Data shown:
* Begin *

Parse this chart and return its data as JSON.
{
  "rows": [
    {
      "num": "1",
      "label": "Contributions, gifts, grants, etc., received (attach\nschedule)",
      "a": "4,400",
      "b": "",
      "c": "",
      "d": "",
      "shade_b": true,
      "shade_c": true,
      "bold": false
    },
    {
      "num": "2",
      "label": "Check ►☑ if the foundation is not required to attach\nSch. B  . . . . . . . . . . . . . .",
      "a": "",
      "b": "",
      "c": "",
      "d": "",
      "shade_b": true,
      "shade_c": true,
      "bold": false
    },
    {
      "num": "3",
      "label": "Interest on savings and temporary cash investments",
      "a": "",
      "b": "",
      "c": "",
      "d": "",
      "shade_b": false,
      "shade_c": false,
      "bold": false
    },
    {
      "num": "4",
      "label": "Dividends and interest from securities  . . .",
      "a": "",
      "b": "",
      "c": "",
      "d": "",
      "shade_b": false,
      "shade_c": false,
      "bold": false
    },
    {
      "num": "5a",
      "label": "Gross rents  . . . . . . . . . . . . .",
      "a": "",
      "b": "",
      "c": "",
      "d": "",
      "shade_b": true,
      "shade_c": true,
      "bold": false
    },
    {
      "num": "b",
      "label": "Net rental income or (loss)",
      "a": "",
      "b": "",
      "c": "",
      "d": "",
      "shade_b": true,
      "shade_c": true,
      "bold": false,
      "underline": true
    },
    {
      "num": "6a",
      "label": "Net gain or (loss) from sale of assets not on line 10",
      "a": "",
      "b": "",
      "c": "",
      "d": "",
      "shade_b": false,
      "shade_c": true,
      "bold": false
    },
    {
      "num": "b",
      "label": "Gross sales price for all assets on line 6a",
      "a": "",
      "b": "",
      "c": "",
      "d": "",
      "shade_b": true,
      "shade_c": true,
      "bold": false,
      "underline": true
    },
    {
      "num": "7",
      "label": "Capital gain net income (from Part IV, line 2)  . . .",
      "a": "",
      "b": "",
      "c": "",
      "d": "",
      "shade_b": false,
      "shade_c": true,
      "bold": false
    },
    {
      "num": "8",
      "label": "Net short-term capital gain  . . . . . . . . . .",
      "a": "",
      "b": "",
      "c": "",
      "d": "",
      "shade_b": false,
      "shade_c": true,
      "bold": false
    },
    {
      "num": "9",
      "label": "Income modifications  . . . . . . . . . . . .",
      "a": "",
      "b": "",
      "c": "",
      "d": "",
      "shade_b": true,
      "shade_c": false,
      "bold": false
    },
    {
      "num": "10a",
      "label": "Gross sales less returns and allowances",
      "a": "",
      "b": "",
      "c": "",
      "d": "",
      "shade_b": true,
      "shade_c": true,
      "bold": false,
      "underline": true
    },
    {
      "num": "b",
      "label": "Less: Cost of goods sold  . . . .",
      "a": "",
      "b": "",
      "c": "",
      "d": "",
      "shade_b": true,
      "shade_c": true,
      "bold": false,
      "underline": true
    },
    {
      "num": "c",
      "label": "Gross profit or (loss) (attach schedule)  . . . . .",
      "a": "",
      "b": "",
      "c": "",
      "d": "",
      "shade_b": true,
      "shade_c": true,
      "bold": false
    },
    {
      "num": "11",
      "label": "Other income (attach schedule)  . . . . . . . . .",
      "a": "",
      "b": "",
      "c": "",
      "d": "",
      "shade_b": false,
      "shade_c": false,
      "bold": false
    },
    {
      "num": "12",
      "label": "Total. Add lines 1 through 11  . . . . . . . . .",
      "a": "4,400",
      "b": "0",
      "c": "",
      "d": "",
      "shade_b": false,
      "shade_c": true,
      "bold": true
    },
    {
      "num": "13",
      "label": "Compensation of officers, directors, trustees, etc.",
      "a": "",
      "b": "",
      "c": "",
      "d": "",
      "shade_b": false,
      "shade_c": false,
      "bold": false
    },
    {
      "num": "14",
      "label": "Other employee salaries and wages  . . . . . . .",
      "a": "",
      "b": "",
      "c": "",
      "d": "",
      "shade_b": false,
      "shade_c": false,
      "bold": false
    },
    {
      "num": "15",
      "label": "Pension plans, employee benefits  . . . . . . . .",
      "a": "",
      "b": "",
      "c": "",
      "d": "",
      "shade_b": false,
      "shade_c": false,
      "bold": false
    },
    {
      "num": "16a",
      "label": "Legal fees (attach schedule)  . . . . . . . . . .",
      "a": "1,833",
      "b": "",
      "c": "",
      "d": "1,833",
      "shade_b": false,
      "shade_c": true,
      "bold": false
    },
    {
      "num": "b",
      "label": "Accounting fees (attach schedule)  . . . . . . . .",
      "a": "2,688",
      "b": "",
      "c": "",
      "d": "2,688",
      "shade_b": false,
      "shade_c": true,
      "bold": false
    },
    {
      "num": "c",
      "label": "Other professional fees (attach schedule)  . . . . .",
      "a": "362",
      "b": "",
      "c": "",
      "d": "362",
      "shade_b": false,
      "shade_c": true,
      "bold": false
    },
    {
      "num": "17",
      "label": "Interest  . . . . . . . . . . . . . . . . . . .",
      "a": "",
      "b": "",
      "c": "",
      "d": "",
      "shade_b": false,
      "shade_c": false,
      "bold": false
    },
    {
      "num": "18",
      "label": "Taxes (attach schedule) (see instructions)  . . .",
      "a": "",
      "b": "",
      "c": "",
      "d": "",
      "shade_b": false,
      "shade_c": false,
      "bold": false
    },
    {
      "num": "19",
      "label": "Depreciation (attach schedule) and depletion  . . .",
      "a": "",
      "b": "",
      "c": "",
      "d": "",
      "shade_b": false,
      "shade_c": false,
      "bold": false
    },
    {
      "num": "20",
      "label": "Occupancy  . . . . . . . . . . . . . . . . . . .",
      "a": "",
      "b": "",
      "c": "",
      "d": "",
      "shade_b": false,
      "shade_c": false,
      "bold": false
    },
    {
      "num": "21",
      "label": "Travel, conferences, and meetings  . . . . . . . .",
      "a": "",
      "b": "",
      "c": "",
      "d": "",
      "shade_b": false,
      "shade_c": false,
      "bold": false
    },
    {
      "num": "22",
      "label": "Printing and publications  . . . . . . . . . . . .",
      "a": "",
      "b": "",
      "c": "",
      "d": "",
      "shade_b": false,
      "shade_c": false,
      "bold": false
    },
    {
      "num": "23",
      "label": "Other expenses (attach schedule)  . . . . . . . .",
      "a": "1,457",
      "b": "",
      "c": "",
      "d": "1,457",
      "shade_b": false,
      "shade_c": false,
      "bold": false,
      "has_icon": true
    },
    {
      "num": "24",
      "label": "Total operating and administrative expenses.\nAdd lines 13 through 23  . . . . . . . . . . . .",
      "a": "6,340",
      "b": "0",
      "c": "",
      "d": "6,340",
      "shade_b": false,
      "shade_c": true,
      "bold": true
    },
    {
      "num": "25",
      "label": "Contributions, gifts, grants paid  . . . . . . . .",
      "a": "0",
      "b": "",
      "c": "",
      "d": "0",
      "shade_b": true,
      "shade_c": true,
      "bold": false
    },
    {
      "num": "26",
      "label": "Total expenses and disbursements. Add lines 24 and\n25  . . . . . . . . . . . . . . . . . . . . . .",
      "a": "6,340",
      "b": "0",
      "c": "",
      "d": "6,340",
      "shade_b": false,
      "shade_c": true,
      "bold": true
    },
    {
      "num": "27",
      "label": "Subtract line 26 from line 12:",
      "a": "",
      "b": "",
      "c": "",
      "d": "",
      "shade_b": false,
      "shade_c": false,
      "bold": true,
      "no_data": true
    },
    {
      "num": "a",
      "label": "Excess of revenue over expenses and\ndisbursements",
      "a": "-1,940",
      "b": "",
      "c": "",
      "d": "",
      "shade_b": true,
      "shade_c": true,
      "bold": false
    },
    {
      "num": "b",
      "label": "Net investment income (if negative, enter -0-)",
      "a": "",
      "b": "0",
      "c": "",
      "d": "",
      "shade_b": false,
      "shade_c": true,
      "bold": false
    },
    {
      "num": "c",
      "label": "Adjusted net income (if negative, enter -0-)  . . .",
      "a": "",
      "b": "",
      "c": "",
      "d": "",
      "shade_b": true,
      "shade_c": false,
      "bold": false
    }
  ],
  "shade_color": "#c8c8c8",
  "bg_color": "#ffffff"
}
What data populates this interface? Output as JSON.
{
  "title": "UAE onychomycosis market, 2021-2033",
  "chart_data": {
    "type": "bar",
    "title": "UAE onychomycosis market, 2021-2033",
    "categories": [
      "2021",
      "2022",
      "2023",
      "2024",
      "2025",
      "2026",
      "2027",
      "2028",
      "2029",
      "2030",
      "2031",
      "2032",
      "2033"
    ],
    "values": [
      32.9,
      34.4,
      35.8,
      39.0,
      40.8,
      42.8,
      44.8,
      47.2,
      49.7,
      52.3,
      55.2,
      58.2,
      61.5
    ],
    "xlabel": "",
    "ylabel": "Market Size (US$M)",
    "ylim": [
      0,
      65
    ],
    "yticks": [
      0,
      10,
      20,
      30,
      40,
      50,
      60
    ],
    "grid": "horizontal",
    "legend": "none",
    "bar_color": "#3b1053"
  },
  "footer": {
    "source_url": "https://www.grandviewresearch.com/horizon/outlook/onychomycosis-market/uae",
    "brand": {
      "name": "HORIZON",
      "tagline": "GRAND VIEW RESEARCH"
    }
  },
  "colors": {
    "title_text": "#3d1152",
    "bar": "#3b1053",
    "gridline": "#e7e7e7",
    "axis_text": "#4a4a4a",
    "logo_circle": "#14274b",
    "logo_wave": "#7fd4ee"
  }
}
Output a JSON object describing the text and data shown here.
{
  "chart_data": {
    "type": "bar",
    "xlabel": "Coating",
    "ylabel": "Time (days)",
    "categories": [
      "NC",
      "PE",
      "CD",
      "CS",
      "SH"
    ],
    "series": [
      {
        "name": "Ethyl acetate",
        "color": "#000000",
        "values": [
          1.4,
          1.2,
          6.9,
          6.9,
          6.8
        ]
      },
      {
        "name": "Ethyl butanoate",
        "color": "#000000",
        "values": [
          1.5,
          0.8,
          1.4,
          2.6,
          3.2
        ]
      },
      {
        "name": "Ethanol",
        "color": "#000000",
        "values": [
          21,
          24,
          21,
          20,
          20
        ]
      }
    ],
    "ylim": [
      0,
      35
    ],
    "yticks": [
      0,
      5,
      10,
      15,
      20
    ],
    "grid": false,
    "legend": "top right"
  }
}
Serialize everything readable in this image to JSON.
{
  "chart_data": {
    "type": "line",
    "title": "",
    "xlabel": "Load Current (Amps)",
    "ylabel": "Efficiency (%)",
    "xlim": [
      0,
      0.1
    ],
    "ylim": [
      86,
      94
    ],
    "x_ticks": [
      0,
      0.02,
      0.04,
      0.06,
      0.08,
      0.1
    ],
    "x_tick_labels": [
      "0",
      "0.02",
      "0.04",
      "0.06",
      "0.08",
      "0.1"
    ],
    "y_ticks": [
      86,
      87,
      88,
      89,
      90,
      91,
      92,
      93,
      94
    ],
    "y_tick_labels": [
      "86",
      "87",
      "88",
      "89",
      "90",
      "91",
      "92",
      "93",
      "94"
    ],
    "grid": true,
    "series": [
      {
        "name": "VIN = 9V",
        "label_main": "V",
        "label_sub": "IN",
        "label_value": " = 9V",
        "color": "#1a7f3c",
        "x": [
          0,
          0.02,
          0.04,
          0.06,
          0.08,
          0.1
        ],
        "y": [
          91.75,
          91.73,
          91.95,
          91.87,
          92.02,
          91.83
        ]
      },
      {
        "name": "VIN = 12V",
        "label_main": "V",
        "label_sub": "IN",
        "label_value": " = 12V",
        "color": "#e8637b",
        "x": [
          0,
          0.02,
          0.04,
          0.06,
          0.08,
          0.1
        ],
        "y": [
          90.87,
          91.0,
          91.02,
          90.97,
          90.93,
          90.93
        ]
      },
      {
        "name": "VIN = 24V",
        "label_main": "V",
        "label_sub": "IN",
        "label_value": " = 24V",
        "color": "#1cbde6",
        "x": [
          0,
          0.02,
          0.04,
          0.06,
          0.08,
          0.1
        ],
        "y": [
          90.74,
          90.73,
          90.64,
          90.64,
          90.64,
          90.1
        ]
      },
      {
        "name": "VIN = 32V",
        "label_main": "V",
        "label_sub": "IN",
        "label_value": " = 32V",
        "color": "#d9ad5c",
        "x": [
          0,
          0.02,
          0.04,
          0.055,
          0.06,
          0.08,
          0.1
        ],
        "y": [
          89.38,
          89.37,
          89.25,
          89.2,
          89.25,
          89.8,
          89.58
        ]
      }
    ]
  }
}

* End *

What is required:
Show the lines of the records that contain the word "from".

Solution to this problem:
      "label": "Dividends and interest from securities  . . .",
      "label": "Net gain or (loss) from sale of assets not on line 10",
      "label": "Capital gain net income (from Part IV, line 2)  . . .",
      "label": "Subtract line 26 from line 12:",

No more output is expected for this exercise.